■ **WHAT YOU HAVE TO DO**: Locate all lines in the data below that hold "value" and show them.

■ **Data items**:
================

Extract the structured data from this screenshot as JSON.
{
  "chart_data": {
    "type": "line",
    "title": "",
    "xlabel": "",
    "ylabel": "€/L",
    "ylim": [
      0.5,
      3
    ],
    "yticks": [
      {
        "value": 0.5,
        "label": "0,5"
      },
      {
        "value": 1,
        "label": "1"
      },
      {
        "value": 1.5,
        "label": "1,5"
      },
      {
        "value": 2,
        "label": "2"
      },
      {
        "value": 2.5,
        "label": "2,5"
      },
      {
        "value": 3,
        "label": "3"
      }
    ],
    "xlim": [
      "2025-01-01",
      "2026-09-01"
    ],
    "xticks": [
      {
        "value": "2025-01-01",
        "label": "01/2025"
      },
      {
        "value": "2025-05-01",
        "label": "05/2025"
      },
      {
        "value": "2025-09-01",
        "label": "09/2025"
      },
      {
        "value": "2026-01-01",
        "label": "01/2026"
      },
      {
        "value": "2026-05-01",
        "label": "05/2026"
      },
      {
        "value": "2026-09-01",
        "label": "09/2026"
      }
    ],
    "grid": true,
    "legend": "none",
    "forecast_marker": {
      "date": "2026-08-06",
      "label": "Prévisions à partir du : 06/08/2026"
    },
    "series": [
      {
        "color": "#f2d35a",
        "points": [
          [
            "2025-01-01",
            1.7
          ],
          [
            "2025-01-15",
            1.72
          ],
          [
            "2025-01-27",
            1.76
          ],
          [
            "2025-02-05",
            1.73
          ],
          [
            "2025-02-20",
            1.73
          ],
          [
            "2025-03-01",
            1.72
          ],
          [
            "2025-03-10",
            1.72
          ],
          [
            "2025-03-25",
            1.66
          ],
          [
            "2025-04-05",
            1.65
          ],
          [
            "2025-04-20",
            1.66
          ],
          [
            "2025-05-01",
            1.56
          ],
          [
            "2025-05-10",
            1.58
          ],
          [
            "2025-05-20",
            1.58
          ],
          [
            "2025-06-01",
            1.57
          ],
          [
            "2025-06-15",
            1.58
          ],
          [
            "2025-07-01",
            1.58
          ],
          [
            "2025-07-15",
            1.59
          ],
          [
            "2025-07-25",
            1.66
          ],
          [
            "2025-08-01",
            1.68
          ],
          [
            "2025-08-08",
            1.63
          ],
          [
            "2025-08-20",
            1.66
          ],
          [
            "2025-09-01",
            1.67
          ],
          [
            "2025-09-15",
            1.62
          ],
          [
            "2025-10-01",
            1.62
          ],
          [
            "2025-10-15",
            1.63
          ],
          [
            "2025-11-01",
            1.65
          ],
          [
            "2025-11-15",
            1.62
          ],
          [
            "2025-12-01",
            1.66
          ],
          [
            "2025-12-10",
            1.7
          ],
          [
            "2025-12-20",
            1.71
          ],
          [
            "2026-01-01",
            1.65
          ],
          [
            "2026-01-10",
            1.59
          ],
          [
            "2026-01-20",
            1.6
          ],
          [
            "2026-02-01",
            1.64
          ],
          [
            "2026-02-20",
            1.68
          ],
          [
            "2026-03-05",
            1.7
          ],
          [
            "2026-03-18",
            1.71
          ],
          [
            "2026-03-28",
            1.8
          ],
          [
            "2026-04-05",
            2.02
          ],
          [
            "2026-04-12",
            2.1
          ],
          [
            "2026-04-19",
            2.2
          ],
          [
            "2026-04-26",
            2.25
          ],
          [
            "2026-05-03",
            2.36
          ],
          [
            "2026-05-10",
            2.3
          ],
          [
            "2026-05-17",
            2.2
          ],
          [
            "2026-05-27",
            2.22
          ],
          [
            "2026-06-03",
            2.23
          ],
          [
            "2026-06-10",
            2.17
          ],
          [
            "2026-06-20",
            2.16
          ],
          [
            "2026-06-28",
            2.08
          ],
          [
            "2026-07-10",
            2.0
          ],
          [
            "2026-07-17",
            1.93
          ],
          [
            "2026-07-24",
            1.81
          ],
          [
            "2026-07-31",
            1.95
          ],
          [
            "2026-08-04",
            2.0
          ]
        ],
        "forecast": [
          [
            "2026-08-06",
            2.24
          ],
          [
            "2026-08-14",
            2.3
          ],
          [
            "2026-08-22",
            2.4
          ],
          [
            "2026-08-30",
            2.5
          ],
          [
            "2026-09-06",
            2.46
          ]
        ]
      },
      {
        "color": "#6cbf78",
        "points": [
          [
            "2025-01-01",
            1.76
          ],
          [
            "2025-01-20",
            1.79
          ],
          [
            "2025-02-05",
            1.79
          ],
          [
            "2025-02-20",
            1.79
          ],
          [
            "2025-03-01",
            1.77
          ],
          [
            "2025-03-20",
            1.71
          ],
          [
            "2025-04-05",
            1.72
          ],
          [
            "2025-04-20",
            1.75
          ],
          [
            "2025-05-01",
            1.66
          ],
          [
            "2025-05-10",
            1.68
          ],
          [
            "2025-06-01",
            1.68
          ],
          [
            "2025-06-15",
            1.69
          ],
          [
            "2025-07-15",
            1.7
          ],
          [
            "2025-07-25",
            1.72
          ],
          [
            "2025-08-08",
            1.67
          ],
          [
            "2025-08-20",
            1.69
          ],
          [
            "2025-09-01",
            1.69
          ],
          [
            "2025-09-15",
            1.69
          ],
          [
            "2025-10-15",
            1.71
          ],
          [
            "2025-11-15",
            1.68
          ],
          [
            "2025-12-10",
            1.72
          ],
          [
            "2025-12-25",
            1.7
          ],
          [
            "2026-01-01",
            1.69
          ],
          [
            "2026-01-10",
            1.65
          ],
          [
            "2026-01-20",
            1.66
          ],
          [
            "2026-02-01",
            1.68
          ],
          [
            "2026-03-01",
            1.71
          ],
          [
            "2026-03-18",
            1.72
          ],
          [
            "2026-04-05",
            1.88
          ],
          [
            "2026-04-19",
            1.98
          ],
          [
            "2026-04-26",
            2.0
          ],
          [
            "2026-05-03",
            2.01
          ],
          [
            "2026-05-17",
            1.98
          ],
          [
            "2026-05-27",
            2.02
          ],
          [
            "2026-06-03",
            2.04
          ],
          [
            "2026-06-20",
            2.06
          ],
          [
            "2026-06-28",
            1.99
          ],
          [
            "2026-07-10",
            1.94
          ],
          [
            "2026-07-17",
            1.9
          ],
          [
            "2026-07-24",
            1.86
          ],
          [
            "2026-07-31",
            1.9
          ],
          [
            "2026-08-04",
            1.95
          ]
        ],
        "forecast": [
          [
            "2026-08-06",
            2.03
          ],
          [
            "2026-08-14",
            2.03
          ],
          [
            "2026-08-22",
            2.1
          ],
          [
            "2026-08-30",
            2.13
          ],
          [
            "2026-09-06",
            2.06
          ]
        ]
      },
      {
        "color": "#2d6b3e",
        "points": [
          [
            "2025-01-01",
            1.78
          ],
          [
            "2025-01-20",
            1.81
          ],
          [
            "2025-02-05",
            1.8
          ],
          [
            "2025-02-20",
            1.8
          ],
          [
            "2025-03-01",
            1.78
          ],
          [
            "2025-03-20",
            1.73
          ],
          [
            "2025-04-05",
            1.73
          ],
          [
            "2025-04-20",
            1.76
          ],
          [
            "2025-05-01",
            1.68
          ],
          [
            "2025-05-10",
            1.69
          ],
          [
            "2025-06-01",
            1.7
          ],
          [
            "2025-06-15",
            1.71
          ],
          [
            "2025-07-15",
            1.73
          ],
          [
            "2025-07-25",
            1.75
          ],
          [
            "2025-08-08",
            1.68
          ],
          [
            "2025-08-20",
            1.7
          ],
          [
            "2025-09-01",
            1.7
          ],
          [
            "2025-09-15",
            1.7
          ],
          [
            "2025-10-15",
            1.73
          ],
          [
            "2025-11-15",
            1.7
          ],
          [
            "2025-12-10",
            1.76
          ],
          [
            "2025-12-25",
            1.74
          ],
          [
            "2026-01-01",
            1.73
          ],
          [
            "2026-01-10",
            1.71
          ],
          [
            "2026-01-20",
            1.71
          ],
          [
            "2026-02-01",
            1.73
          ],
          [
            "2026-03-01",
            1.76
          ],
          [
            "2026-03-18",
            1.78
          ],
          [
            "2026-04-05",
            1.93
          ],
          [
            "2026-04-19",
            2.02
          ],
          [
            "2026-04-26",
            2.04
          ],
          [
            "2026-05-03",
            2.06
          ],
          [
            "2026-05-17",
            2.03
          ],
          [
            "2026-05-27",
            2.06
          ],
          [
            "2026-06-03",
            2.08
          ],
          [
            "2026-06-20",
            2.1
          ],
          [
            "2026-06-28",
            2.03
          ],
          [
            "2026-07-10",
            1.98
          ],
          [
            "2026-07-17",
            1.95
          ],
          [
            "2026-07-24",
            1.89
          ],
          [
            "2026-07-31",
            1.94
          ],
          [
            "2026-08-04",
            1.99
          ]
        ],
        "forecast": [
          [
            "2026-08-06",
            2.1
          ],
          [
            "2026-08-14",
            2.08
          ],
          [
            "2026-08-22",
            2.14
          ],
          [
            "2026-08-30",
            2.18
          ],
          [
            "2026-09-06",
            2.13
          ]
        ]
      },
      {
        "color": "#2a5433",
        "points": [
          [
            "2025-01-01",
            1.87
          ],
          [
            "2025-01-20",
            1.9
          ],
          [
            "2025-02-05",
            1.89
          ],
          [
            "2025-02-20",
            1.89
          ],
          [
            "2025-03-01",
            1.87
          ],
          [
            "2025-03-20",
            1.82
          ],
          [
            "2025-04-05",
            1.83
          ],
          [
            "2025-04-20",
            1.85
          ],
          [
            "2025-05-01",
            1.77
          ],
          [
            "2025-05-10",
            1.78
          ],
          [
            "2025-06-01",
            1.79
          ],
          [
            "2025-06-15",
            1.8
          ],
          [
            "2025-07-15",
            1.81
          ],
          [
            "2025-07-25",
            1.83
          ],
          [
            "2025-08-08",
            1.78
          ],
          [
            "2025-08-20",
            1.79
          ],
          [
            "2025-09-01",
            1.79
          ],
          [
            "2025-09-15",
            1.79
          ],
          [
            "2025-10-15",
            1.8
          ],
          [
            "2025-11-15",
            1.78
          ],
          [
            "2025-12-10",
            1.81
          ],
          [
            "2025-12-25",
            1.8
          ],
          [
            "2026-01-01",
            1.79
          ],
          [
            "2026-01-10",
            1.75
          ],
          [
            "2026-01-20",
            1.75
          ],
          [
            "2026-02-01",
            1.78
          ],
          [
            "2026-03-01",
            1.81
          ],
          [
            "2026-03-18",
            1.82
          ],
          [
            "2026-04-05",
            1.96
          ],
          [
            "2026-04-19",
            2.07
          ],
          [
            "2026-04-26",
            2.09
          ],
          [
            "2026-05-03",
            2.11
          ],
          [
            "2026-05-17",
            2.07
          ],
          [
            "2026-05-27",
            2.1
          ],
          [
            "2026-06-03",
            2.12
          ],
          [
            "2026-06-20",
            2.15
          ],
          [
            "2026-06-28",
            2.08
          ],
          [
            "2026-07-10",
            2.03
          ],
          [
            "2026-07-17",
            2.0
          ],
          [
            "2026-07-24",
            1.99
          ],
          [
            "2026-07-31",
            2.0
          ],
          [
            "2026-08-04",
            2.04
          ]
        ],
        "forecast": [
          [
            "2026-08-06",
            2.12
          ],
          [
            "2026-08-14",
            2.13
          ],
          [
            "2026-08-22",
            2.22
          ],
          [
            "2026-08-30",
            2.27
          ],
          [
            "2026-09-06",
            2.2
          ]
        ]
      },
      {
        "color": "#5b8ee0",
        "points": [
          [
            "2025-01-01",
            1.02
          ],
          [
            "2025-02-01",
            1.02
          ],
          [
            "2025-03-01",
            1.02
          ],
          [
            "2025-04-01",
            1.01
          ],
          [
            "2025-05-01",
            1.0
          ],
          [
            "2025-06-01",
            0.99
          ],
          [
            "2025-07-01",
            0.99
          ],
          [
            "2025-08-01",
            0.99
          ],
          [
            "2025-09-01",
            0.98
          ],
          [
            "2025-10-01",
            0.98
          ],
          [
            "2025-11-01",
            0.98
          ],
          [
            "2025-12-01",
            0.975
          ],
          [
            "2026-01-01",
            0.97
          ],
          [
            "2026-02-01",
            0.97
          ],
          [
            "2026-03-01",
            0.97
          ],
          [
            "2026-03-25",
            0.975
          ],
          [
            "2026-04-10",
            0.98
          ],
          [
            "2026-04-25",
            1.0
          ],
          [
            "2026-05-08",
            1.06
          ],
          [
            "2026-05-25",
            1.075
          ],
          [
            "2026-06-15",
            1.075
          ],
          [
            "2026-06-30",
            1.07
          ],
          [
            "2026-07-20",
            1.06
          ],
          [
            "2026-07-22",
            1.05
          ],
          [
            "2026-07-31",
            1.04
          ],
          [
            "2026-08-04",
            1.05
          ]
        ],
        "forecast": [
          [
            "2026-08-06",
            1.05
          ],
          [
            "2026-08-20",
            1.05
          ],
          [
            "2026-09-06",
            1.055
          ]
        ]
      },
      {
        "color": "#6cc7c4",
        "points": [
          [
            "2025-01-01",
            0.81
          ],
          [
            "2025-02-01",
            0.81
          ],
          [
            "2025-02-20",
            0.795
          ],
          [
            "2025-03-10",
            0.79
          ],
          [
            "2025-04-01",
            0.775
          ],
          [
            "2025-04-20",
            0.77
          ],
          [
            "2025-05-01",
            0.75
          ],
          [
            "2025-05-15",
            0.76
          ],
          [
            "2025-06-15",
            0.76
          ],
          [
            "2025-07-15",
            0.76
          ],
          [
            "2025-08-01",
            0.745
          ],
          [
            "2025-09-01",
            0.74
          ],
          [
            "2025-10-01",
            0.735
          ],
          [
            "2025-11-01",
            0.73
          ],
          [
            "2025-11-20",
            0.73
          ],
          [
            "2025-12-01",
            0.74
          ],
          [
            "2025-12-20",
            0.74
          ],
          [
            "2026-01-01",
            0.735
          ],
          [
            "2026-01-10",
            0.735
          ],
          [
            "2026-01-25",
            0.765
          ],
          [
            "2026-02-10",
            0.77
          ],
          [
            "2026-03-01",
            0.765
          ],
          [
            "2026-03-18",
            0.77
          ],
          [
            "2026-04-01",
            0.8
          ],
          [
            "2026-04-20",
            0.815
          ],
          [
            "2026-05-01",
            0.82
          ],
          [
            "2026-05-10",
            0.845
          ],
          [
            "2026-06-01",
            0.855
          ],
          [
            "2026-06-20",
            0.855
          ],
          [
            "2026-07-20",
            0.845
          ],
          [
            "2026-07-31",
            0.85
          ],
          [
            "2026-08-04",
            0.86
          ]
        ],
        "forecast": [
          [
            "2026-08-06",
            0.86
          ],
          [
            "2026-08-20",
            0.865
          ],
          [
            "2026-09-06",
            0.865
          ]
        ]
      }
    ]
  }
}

================

■ **TASK OUTPUT**:
        "value": 0.5,
        "value": 1,
        "value": 1.5,
        "value": 2,
        "value": 2.5,
        "value": 3,
        "value": "2025-01-01",
        "value": "2025-05-01",
        "value": "2025-09-01",
        "value": "2026-01-01",
        "value": "2026-05-01",
        "value": "2026-09-01",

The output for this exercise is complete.